Document text »
----------------

Matthew Barney, film still from Drawing Restraint 5 (1989). Image courtesy of Gladstone Gallery. Photo: Michael Rees.

What do we mean when we use the word practice today? What, for instance, do my students mean when they describe how the internet informs their practice? And is that different from the yoga teacher, who, while correcting a posture in a recent class, told me that my “practice seemed off”? As a practicing artist, writer and teacher, the more I sit with this seemingly self-evident piece of lexis the more disconcerted I become by our mutual, if conflicting and open-ended, usage of it. How can one word at once describe a process, the ideas behind that process, and the application of that process? Why has it become such common parlance in the world of visual art, and in applying it so broadly, what nuance are we possibly doing away with?

My aim is not to argue against the term-as-idea—to snuff out the word simply because it’s fashionable—but rather to make a case for the potential of practice through a more sensitive understanding of what it might offer artists. I’ve tried to explore these questions without over-abusing the word itself, though that too proves a (surprisingly demonstrative) challenge. I’ve gotten so used to slinging the term around that now I can’t think up any others in its place.

----------------

Data provided »
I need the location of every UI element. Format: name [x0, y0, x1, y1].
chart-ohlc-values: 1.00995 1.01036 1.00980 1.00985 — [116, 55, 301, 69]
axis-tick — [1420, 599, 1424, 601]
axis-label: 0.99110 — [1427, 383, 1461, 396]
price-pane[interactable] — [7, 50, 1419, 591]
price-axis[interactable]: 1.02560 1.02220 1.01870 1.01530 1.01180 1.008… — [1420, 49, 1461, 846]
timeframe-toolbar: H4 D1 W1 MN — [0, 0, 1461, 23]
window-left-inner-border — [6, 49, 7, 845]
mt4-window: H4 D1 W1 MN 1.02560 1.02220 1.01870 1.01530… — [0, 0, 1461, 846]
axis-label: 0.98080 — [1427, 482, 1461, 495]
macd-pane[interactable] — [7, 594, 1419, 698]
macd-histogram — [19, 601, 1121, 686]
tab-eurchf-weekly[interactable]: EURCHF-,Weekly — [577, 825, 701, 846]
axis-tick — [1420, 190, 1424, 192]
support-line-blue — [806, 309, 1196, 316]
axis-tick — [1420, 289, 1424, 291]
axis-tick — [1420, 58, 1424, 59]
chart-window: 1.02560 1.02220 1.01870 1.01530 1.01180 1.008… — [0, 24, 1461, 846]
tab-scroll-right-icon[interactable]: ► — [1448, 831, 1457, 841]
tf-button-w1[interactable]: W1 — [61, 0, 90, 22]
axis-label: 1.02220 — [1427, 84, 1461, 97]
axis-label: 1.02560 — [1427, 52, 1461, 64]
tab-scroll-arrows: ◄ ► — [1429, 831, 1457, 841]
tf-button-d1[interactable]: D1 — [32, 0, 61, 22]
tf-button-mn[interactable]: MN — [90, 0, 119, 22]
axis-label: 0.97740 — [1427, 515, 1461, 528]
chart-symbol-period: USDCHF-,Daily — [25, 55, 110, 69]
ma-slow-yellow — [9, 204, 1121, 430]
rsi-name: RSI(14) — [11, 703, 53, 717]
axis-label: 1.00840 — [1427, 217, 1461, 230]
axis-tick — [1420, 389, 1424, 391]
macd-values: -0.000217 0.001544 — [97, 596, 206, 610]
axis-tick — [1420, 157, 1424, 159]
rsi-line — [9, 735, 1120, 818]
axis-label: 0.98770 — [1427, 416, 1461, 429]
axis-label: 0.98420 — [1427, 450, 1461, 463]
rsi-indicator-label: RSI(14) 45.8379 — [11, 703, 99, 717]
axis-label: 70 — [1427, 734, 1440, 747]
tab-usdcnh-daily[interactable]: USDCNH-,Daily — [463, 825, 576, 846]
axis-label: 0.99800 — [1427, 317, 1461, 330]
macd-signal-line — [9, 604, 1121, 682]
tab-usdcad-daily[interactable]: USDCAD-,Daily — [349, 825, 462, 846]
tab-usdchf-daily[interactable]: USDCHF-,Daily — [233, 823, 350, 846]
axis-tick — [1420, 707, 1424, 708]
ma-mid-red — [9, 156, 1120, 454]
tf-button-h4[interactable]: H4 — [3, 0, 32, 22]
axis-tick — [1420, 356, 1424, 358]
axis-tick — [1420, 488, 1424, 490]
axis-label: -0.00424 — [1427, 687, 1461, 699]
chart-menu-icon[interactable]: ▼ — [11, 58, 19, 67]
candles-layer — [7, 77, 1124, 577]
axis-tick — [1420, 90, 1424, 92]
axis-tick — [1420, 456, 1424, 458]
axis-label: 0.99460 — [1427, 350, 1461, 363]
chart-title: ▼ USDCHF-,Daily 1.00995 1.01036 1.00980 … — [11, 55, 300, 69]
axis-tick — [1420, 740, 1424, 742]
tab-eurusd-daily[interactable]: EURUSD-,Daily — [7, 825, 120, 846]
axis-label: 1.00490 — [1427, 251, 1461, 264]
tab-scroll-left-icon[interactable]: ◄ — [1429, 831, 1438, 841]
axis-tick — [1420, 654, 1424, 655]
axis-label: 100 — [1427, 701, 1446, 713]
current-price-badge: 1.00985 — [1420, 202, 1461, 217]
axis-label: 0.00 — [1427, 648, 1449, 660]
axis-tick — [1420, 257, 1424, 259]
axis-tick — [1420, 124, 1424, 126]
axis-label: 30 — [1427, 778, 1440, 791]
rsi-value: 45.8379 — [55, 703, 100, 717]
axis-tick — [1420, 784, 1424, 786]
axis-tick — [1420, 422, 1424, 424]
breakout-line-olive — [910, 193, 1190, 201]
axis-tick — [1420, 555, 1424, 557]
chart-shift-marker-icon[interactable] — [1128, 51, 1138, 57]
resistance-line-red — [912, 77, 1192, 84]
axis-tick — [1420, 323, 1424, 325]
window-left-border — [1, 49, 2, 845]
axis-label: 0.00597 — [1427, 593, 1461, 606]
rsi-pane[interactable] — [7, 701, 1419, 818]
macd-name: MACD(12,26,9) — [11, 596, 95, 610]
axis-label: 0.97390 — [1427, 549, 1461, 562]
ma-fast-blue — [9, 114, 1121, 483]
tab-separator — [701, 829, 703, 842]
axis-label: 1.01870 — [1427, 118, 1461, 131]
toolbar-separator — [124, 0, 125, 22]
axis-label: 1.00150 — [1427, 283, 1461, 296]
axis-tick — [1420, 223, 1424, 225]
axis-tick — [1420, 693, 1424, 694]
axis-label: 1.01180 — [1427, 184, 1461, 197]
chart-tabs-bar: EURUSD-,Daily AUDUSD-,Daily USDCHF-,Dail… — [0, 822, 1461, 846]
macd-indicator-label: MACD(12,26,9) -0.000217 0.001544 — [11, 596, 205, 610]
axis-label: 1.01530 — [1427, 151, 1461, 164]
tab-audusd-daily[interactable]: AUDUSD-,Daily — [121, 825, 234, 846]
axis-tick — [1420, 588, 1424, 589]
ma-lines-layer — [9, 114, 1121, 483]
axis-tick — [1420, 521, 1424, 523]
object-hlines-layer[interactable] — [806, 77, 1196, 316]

----------------

Directions for this task »
Swap "yoga teacher" for "dance instructor" in the text about the word "practice," then write out everything from "What do we mean" down to "doing away with?".

Completed exercise »
What do we mean when we use the word practice today? What, for instance, do my students mean when they describe how the internet informs their practice? And is that different from the dance instructor, who, while correcting a posture in a recent class, told me that my “practice seemed off”? As a practicing artist, writer and teacher, the more I sit with this seemingly self-evident piece of lexis the more disconcerted I become by our mutual, if conflicting and open-ended, usage of it. How can one word at once describe a process, the ideas behind that process, and the application of that process? Why has it become such common parlance in the world of visual art, and in applying it so broadly, what nuance are we possibly doing away with?